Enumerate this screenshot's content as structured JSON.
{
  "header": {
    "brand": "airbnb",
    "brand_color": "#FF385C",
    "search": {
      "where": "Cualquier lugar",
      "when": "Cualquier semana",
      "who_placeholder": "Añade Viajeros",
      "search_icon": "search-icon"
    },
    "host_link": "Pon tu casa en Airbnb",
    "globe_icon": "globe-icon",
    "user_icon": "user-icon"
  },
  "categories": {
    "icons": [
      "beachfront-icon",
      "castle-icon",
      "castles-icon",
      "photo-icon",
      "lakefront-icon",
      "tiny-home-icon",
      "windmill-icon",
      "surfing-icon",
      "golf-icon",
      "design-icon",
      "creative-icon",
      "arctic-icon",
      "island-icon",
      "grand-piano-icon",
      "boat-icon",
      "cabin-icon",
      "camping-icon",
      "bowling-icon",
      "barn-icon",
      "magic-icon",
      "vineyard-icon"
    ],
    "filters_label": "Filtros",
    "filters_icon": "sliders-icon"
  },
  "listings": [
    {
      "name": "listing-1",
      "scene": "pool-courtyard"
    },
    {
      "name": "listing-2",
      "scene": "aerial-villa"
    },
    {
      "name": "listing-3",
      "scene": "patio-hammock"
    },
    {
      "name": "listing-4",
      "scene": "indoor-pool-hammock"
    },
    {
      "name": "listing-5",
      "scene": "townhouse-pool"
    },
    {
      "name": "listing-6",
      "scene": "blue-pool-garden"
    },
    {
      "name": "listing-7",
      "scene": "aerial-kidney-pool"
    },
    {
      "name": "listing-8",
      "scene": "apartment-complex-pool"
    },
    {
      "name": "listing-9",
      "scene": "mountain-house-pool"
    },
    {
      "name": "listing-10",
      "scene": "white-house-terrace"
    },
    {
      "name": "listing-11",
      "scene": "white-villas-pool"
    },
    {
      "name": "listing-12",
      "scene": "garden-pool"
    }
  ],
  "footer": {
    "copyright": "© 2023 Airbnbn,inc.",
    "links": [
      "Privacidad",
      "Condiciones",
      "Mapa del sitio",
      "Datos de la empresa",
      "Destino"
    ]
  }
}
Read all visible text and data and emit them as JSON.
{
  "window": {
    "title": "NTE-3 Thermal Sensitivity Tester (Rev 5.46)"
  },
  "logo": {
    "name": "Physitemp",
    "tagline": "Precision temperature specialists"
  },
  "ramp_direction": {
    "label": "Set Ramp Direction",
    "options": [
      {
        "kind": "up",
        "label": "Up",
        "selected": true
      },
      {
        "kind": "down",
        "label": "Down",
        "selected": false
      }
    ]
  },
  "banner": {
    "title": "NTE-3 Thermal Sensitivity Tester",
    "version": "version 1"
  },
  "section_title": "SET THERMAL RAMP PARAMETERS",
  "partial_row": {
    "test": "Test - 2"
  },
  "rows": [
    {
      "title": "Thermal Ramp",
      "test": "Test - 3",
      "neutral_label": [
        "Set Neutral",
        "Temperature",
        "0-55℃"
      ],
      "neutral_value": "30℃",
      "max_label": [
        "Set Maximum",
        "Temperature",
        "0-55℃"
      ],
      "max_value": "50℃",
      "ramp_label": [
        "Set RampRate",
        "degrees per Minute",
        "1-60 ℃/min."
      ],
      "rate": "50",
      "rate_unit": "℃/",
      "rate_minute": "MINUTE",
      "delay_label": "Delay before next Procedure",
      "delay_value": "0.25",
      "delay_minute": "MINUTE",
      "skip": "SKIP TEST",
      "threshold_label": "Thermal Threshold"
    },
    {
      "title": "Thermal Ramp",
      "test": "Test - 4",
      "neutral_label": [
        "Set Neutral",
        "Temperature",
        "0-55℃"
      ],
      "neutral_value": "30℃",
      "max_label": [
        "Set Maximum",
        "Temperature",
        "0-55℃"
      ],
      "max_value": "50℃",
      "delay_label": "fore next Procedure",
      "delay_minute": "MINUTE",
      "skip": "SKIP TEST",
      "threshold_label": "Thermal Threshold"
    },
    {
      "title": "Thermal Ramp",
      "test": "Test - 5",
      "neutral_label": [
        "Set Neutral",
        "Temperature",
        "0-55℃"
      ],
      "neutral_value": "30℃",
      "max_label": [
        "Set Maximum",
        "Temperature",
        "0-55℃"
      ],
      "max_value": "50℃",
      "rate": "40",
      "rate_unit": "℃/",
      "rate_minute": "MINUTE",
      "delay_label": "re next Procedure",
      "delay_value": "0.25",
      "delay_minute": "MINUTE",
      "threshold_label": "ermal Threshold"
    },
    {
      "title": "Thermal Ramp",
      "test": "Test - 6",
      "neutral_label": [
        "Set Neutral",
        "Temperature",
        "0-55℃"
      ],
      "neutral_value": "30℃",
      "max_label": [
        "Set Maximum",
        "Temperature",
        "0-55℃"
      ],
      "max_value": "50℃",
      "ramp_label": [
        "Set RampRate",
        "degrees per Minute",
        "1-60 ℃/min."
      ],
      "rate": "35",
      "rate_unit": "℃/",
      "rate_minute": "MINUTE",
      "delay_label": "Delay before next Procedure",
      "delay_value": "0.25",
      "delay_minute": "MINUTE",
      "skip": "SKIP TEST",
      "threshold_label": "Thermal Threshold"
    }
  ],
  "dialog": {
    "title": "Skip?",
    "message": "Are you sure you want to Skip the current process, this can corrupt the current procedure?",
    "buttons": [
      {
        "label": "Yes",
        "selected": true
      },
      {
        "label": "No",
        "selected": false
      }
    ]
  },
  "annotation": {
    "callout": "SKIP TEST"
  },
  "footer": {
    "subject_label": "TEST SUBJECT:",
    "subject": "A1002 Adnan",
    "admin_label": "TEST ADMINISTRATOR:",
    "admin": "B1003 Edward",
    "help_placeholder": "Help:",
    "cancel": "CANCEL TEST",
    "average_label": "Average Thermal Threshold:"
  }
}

PROBLEM TO SOLVE
Reproduce every entry shown above, precisely as it stands.

WORKED SOLUTION
Enumerate this screenshot's content as structured JSON.
{
  "header": {
    "brand": "airbnb",
    "brand_color": "#FF385C",
    "search": {
      "where": "Cualquier lugar",
      "when": "Cualquier semana",
      "who_placeholder": "Añade Viajeros",
      "search_icon": "search-icon"
    },
    "host_link": "Pon tu casa en Airbnb",
    "globe_icon": "globe-icon",
    "user_icon": "user-icon"
  },
  "categories": {
    "icons": [
      "beachfront-icon",
      "castle-icon",
      "castles-icon",
      "photo-icon",
      "lakefront-icon",
      "tiny-home-icon",
      "windmill-icon",
      "surfing-icon",
      "golf-icon",
      "design-icon",
      "creative-icon",
      "arctic-icon",
      "island-icon",
      "grand-piano-icon",
      "boat-icon",
      "cabin-icon",
      "camping-icon",
      "bowling-icon",
      "barn-icon",
      "magic-icon",
      "vineyard-icon"
    ],
    "filters_label": "Filtros",
    "filters_icon": "sliders-icon"
  },
  "listings": [
    {
      "name": "listing-1",
      "scene": "pool-courtyard"
    },
    {
      "name": "listing-2",
      "scene": "aerial-villa"
    },
    {
      "name": "listing-3",
      "scene": "patio-hammock"
    },
    {
      "name": "listing-4",
      "scene": "indoor-pool-hammock"
    },
    {
      "name": "listing-5",
      "scene": "townhouse-pool"
    },
    {
      "name": "listing-6",
      "scene": "blue-pool-garden"
    },
    {
      "name": "listing-7",
      "scene": "aerial-kidney-pool"
    },
    {
      "name": "listing-8",
      "scene": "apartment-complex-pool"
    },
    {
      "name": "listing-9",
      "scene": "mountain-house-pool"
    },
    {
      "name": "listing-10",
      "scene": "white-house-terrace"
    },
    {
      "name": "listing-11",
      "scene": "white-villas-pool"
    },
    {
      "name": "listing-12",
      "scene": "garden-pool"
    }
  ],
  "footer": {
    "copyright": "© 2023 Airbnbn,inc.",
    "links": [
      "Privacidad",
      "Condiciones",
      "Mapa del sitio",
      "Datos de la empresa",
      "Destino"
    ]
  }
}
Read all visible text and data and emit them as JSON.
{
  "window": {
    "title": "NTE-3 Thermal Sensitivity Tester (Rev 5.46)"
  },
  "logo": {
    "name": "Physitemp",
    "tagline": "Precision temperature specialists"
  },
  "ramp_direction": {
    "label": "Set Ramp Direction",
    "options": [
      {
        "kind": "up",
        "label": "Up",
        "selected": true
      },
      {
        "kind": "down",
        "label": "Down",
        "selected": false
      }
    ]
  },
  "banner": {
    "title": "NTE-3 Thermal Sensitivity Tester",
    "version": "version 1"
  },
  "section_title": "SET THERMAL RAMP PARAMETERS",
  "partial_row": {
    "test": "Test - 2"
  },
  "rows": [
    {
      "title": "Thermal Ramp",
      "test": "Test - 3",
      "neutral_label": [
        "Set Neutral",
        "Temperature",
        "0-55℃"
      ],
      "neutral_value": "30℃",
      "max_label": [
        "Set Maximum",
        "Temperature",
        "0-55℃"
      ],
      "max_value": "50℃",
      "ramp_label": [
        "Set RampRate",
        "degrees per Minute",
        "1-60 ℃/min."
      ],
      "rate": "50",
      "rate_unit": "℃/",
      "rate_minute": "MINUTE",
      "delay_label": "Delay before next Procedure",
      "delay_value": "0.25",
      "delay_minute": "MINUTE",
      "skip": "SKIP TEST",
      "threshold_label": "Thermal Threshold"
    },
    {
      "title": "Thermal Ramp",
      "test": "Test - 4",
      "neutral_label": [
        "Set Neutral",
        "Temperature",
        "0-55℃"
      ],
      "neutral_value": "30℃",
      "max_label": [
        "Set Maximum",
        "Temperature",
        "0-55℃"
      ],
      "max_value": "50℃",
      "delay_label": "fore next Procedure",
      "delay_minute": "MINUTE",
      "skip": "SKIP TEST",
      "threshold_label": "Thermal Threshold"
    },
    {
      "title": "Thermal Ramp",
      "test": "Test - 5",
      "neutral_label": [
        "Set Neutral",
        "Temperature",
        "0-55℃"
      ],
      "neutral_value": "30℃",
      "max_label": [
        "Set Maximum",
        "Temperature",
        "0-55℃"
      ],
      "max_value": "50℃",
      "rate": "40",
      "rate_unit": "℃/",
      "rate_minute": "MINUTE",
      "delay_label": "re next Procedure",
      "delay_value": "0.25",
      "delay_minute": "MINUTE",
      "threshold_label": "ermal Threshold"
    },
    {
      "title": "Thermal Ramp",
      "test": "Test - 6",
      "neutral_label": [
        "Set Neutral",
        "Temperature",
        "0-55℃"
      ],
      "neutral_value": "30℃",
      "max_label": [
        "Set Maximum",
        "Temperature",
        "0-55℃"
      ],
      "max_value": "50℃",
      "ramp_label": [
        "Set RampRate",
        "degrees per Minute",
        "1-60 ℃/min."
      ],
      "rate": "35",
      "rate_unit": "℃/",
      "rate_minute": "MINUTE",
      "delay_label": "Delay before next Procedure",
      "delay_value": "0.25",
      "delay_minute": "MINUTE",
      "skip": "SKIP TEST",
      "threshold_label": "Thermal Threshold"
    }
  ],
  "dialog": {
    "title": "Skip?",
    "message": "Are you sure you want to Skip the current process, this can corrupt the current procedure?",
    "buttons": [
      {
        "label": "Yes",
        "selected": true
      },
      {
        "label": "No",
        "selected": false
      }
    ]
  },
  "annotation": {
    "callout": "SKIP TEST"
  },
  "footer": {
    "subject_label": "TEST SUBJECT:",
    "subject": "A1002 Adnan",
    "admin_label": "TEST ADMINISTRATOR:",
    "admin": "B1003 Edward",
    "help_placeholder": "Help:",
    "cancel": "CANCEL TEST",
    "average_label": "Average Thermal Threshold:"
  }
}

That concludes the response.